[Dataset excerpt]
◆ ◆ ◆ ◆ ◆ ◆ ◆

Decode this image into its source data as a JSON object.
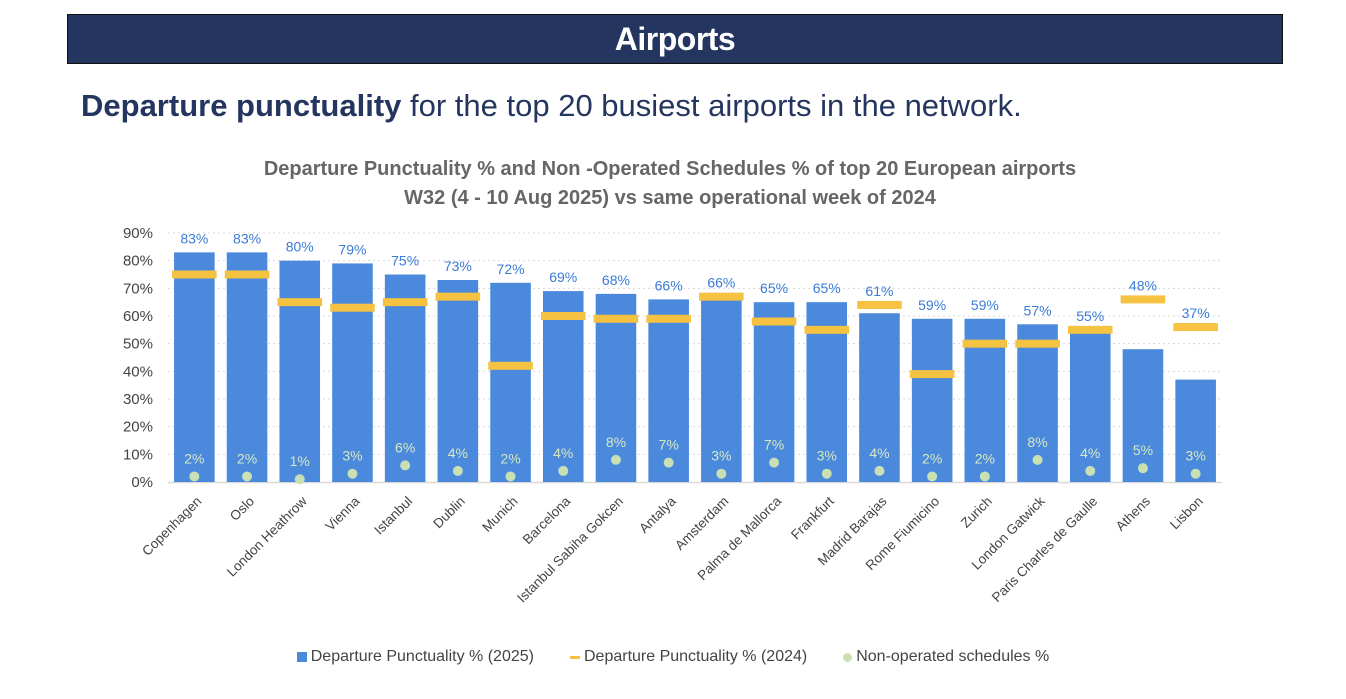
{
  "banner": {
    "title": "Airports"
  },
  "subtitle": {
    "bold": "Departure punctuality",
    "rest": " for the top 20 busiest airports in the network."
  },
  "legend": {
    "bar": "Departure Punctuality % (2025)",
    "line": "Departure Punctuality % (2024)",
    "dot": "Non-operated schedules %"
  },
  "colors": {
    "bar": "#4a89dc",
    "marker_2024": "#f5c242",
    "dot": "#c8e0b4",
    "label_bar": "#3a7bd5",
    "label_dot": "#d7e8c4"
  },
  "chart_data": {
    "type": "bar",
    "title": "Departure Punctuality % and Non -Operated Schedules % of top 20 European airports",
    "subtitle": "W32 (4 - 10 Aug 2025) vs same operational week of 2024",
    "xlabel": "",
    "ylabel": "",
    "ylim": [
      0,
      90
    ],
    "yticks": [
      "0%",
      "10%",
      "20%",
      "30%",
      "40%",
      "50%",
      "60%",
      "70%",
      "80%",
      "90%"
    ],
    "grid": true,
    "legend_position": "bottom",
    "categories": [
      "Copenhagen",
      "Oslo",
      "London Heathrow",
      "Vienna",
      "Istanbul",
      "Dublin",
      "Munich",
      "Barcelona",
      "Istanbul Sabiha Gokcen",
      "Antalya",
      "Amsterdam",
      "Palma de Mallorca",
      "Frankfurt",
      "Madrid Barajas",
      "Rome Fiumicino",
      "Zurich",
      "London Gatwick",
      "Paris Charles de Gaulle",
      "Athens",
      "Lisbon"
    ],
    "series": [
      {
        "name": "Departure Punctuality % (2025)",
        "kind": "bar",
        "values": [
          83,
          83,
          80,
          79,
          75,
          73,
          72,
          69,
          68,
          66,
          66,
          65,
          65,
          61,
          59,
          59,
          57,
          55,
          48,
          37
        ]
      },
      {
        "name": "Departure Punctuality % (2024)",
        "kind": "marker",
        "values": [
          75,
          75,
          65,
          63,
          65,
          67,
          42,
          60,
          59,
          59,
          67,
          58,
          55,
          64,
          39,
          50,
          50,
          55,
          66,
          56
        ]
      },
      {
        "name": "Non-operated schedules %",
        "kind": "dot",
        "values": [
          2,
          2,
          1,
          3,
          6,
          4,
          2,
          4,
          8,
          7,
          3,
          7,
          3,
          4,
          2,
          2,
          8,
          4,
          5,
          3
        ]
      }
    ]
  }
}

◆ ◆ ◆ ◆ ◆ ◆ ◆

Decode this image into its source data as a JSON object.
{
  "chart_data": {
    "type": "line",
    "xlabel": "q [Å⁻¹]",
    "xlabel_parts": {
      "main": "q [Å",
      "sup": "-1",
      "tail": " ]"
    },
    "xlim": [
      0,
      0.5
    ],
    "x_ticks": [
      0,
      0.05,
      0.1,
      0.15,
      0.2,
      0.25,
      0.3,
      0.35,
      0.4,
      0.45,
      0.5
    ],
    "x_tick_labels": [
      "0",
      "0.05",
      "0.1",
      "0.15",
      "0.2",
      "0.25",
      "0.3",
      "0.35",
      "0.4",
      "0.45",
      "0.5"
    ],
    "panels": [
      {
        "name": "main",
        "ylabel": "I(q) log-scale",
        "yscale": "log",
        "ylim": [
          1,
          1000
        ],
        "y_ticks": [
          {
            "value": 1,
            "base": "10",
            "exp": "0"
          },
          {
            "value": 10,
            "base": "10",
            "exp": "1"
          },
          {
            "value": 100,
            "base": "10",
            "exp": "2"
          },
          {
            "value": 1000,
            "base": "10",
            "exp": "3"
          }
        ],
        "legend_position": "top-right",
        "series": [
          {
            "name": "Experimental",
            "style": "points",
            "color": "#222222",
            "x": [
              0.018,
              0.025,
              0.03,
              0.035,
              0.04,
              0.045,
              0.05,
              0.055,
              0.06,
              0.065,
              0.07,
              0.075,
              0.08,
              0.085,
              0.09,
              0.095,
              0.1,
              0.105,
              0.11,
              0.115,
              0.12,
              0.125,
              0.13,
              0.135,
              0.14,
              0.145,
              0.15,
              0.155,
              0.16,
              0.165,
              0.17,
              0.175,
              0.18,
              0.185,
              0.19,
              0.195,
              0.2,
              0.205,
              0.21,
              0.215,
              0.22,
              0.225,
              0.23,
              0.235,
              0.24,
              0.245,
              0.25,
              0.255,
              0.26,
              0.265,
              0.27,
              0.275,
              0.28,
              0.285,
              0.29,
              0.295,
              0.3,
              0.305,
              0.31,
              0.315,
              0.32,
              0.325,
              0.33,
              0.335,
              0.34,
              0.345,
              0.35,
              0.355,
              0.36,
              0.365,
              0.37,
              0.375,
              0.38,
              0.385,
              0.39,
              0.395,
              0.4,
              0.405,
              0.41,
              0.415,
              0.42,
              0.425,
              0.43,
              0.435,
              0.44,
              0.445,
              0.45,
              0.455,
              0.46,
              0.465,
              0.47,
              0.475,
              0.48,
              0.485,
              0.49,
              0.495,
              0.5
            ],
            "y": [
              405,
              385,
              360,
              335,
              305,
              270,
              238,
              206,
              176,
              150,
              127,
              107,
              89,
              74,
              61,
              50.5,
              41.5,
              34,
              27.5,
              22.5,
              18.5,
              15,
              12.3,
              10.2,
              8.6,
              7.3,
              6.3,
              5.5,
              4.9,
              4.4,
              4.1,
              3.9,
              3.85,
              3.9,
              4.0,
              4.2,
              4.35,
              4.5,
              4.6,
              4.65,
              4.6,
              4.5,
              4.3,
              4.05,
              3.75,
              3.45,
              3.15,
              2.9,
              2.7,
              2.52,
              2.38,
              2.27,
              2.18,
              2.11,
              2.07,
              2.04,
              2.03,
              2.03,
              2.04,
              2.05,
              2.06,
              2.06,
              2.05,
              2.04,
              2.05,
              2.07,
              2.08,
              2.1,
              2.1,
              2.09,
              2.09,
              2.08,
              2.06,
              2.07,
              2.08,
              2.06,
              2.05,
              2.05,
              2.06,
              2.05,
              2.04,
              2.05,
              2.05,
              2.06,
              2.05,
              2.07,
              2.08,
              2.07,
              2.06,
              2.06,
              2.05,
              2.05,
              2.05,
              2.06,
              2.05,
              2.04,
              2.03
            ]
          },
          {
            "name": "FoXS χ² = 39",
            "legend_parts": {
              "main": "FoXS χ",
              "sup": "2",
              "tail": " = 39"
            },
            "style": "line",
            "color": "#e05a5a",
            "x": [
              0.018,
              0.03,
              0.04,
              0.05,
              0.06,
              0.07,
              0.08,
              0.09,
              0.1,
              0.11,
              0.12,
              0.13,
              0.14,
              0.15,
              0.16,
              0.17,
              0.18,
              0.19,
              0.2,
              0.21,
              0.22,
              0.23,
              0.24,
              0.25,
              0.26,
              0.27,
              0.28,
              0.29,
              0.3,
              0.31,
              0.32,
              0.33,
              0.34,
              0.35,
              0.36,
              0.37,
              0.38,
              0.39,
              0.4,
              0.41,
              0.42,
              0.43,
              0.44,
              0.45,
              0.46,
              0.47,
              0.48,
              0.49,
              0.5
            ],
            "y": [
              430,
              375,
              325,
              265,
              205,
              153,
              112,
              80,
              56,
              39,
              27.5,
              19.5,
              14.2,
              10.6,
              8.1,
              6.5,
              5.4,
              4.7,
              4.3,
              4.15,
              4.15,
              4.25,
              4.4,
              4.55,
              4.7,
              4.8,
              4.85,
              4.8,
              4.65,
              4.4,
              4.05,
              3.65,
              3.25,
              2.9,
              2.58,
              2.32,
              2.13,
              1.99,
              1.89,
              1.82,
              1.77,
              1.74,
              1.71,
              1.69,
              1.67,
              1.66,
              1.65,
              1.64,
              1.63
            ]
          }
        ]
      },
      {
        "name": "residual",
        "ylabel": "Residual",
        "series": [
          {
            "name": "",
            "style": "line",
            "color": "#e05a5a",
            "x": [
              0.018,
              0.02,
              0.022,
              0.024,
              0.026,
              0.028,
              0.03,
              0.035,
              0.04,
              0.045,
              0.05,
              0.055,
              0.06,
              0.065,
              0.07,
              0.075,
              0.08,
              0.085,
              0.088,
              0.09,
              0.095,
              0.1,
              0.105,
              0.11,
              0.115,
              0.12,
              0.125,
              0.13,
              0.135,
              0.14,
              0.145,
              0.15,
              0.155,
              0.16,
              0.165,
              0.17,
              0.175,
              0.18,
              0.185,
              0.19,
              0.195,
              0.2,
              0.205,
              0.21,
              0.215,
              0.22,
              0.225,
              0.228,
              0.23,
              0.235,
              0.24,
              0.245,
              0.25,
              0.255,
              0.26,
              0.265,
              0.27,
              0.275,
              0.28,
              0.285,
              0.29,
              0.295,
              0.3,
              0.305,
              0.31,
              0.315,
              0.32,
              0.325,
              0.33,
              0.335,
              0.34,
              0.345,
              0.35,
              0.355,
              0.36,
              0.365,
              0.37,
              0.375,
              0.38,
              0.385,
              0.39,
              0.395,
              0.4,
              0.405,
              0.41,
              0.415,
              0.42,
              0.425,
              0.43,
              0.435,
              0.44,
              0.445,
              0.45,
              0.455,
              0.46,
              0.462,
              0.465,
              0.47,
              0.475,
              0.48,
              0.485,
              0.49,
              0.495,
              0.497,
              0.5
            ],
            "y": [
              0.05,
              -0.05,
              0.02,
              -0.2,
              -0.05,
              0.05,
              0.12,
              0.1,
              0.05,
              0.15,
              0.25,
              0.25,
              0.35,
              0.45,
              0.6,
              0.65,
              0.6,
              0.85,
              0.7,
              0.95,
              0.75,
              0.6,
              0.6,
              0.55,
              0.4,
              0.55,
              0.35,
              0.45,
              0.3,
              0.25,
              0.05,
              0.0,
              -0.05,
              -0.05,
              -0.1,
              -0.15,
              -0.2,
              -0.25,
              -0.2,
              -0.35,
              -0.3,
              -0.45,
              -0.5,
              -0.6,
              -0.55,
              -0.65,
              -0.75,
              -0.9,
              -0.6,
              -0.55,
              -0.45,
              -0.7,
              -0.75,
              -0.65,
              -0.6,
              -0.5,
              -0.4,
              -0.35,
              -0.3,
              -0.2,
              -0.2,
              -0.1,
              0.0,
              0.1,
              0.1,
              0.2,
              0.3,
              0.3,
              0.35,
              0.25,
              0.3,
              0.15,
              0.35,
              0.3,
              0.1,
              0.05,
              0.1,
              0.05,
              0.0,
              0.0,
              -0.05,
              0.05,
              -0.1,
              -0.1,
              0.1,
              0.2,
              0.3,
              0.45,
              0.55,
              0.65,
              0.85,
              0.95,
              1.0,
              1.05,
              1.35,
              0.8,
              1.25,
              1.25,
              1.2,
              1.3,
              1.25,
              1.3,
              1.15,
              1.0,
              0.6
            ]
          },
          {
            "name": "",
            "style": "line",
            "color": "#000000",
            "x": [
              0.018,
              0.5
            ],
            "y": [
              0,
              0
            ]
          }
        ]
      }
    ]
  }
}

◆ ◆ ◆ ◆ ◆ ◆ ◆

### PROMPT
Search the data above for the string "Departure" and return every line that has it.

### ANSWER TO THE PROBLEM
    "bold": "Departure punctuality",
    "bar": "Departure Punctuality % (2025)",
    "line": "Departure Punctuality % (2024)",
    "title": "Departure Punctuality % and Non -Operated Schedules % of top 20 European airports",
        "name": "Departure Punctuality % (2025)",
        "name": "Departure Punctuality % (2024)",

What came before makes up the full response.